Problem statement:
Reproduce the listing exactly, with no pictures in your copy.

--- BEGIN Data shown ---

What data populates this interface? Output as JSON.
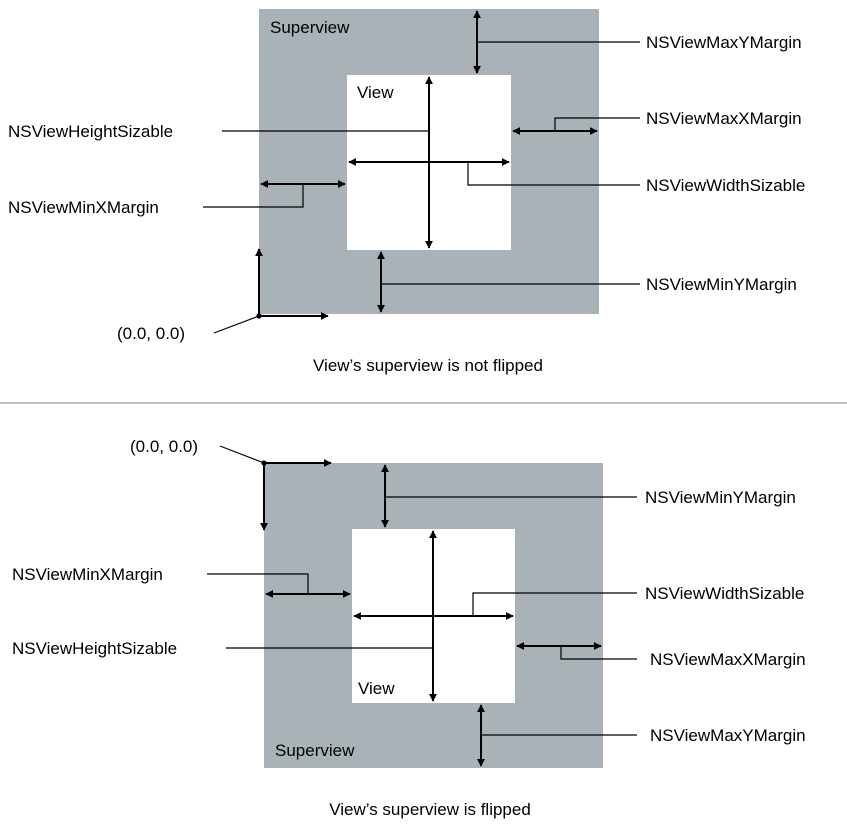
{
  "colors": {
    "superview_fill": "#a9b2b7",
    "view_fill": "#ffffff"
  },
  "top_diagram": {
    "superview_label": "Superview",
    "view_label": "View",
    "origin_label": "(0.0, 0.0)",
    "labels": {
      "max_y_margin": "NSViewMaxYMargin",
      "max_x_margin": "NSViewMaxXMargin",
      "height_sizable": "NSViewHeightSizable",
      "width_sizable": "NSViewWidthSizable",
      "min_x_margin": "NSViewMinXMargin",
      "min_y_margin": "NSViewMinYMargin"
    },
    "caption": "View’s superview is not flipped"
  },
  "bottom_diagram": {
    "superview_label": "Superview",
    "view_label": "View",
    "origin_label": "(0.0, 0.0)",
    "labels": {
      "min_y_margin": "NSViewMinYMargin",
      "min_x_margin": "NSViewMinXMargin",
      "width_sizable": "NSViewWidthSizable",
      "height_sizable": "NSViewHeightSizable",
      "max_x_margin": "NSViewMaxXMargin",
      "max_y_margin": "NSViewMaxYMargin"
    },
    "caption": "View’s superview is flipped"
  }
}
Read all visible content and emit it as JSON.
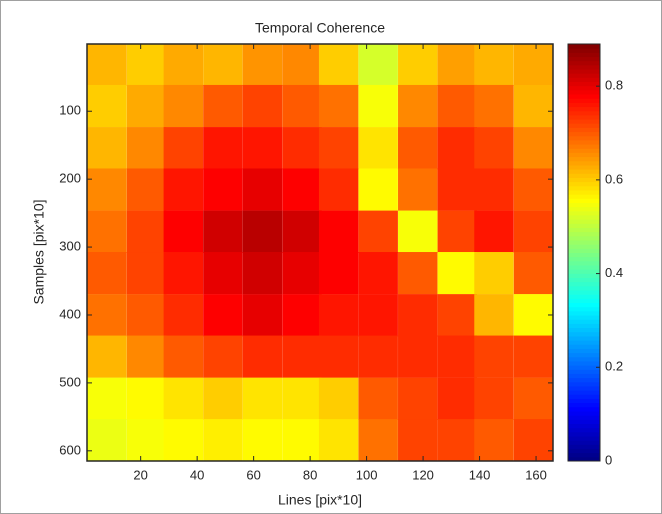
{
  "chart_data": {
    "type": "heatmap",
    "title": "Temporal Coherence",
    "x_label": "Lines [pix*10]",
    "y_label": "Samples [pix*10]",
    "x": [
      8,
      22,
      35,
      49,
      63,
      77,
      90,
      104,
      118,
      132,
      145,
      159
    ],
    "y": [
      31,
      92,
      154,
      215,
      277,
      338,
      400,
      461,
      523,
      584
    ],
    "z": [
      [
        0.62,
        0.6,
        0.63,
        0.62,
        0.65,
        0.66,
        0.6,
        0.52,
        0.6,
        0.64,
        0.62,
        0.63
      ],
      [
        0.6,
        0.63,
        0.66,
        0.7,
        0.72,
        0.7,
        0.68,
        0.55,
        0.66,
        0.7,
        0.68,
        0.62
      ],
      [
        0.62,
        0.66,
        0.72,
        0.76,
        0.76,
        0.74,
        0.72,
        0.58,
        0.7,
        0.74,
        0.72,
        0.66
      ],
      [
        0.66,
        0.7,
        0.76,
        0.78,
        0.8,
        0.78,
        0.74,
        0.56,
        0.68,
        0.74,
        0.74,
        0.7
      ],
      [
        0.68,
        0.72,
        0.78,
        0.82,
        0.84,
        0.82,
        0.78,
        0.72,
        0.55,
        0.72,
        0.76,
        0.72
      ],
      [
        0.7,
        0.72,
        0.76,
        0.8,
        0.82,
        0.8,
        0.78,
        0.76,
        0.7,
        0.56,
        0.6,
        0.7
      ],
      [
        0.68,
        0.7,
        0.74,
        0.78,
        0.8,
        0.78,
        0.76,
        0.76,
        0.74,
        0.72,
        0.62,
        0.56
      ],
      [
        0.62,
        0.66,
        0.7,
        0.72,
        0.74,
        0.74,
        0.74,
        0.74,
        0.74,
        0.74,
        0.72,
        0.72
      ],
      [
        0.55,
        0.56,
        0.58,
        0.6,
        0.58,
        0.58,
        0.6,
        0.7,
        0.72,
        0.74,
        0.72,
        0.7
      ],
      [
        0.54,
        0.55,
        0.56,
        0.57,
        0.56,
        0.56,
        0.58,
        0.68,
        0.72,
        0.72,
        0.7,
        0.72
      ]
    ],
    "xlim": [
      1,
      166
    ],
    "ylim": [
      1,
      615
    ],
    "y_reversed": true,
    "xticks": [
      20,
      40,
      60,
      80,
      100,
      120,
      140,
      160
    ],
    "yticks": [
      100,
      200,
      300,
      400,
      500,
      600
    ],
    "colormap": "jet",
    "clim": [
      0,
      0.89
    ],
    "cticks": [
      0,
      0.2,
      0.4,
      0.6,
      0.8
    ]
  }
}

--- END Data shown ---

Exercise result:
What data populates this interface? Output as JSON.
{
  "colors": {
    "superview_fill": "#a9b2b7",
    "view_fill": "#ffffff"
  },
  "top_diagram": {
    "superview_label": "Superview",
    "view_label": "View",
    "origin_label": "(0.0, 0.0)",
    "labels": {
      "max_y_margin": "NSViewMaxYMargin",
      "max_x_margin": "NSViewMaxXMargin",
      "height_sizable": "NSViewHeightSizable",
      "width_sizable": "NSViewWidthSizable",
      "min_x_margin": "NSViewMinXMargin",
      "min_y_margin": "NSViewMinYMargin"
    },
    "caption": "View’s superview is not flipped"
  },
  "bottom_diagram": {
    "superview_label": "Superview",
    "view_label": "View",
    "origin_label": "(0.0, 0.0)",
    "labels": {
      "min_y_margin": "NSViewMinYMargin",
      "min_x_margin": "NSViewMinXMargin",
      "width_sizable": "NSViewWidthSizable",
      "height_sizable": "NSViewHeightSizable",
      "max_x_margin": "NSViewMaxXMargin",
      "max_y_margin": "NSViewMaxYMargin"
    },
    "caption": "View’s superview is flipped"
  }
}
Read all visible content and emit it as JSON.
{
  "chart_data": {
    "type": "heatmap",
    "title": "Temporal Coherence",
    "x_label": "Lines [pix*10]",
    "y_label": "Samples [pix*10]",
    "x": [
      8,
      22,
      35,
      49,
      63,
      77,
      90,
      104,
      118,
      132,
      145,
      159
    ],
    "y": [
      31,
      92,
      154,
      215,
      277,
      338,
      400,
      461,
      523,
      584
    ],
    "z": [
      [
        0.62,
        0.6,
        0.63,
        0.62,
        0.65,
        0.66,
        0.6,
        0.52,
        0.6,
        0.64,
        0.62,
        0.63
      ],
      [
        0.6,
        0.63,
        0.66,
        0.7,
        0.72,
        0.7,
        0.68,
        0.55,
        0.66,
        0.7,
        0.68,
        0.62
      ],
      [
        0.62,
        0.66,
        0.72,
        0.76,
        0.76,
        0.74,
        0.72,
        0.58,
        0.7,
        0.74,
        0.72,
        0.66
      ],
      [
        0.66,
        0.7,
        0.76,
        0.78,
        0.8,
        0.78,
        0.74,
        0.56,
        0.68,
        0.74,
        0.74,
        0.7
      ],
      [
        0.68,
        0.72,
        0.78,
        0.82,
        0.84,
        0.82,
        0.78,
        0.72,
        0.55,
        0.72,
        0.76,
        0.72
      ],
      [
        0.7,
        0.72,
        0.76,
        0.8,
        0.82,
        0.8,
        0.78,
        0.76,
        0.7,
        0.56,
        0.6,
        0.7
      ],
      [
        0.68,
        0.7,
        0.74,
        0.78,
        0.8,
        0.78,
        0.76,
        0.76,
        0.74,
        0.72,
        0.62,
        0.56
      ],
      [
        0.62,
        0.66,
        0.7,
        0.72,
        0.74,
        0.74,
        0.74,
        0.74,
        0.74,
        0.74,
        0.72,
        0.72
      ],
      [
        0.55,
        0.56,
        0.58,
        0.6,
        0.58,
        0.58,
        0.6,
        0.7,
        0.72,
        0.74,
        0.72,
        0.7
      ],
      [
        0.54,
        0.55,
        0.56,
        0.57,
        0.56,
        0.56,
        0.58,
        0.68,
        0.72,
        0.72,
        0.7,
        0.72
      ]
    ],
    "xlim": [
      1,
      166
    ],
    "ylim": [
      1,
      615
    ],
    "y_reversed": true,
    "xticks": [
      20,
      40,
      60,
      80,
      100,
      120,
      140,
      160
    ],
    "yticks": [
      100,
      200,
      300,
      400,
      500,
      600
    ],
    "colormap": "jet",
    "clim": [
      0,
      0.89
    ],
    "cticks": [
      0,
      0.2,
      0.4,
      0.6,
      0.8
    ]
  }
}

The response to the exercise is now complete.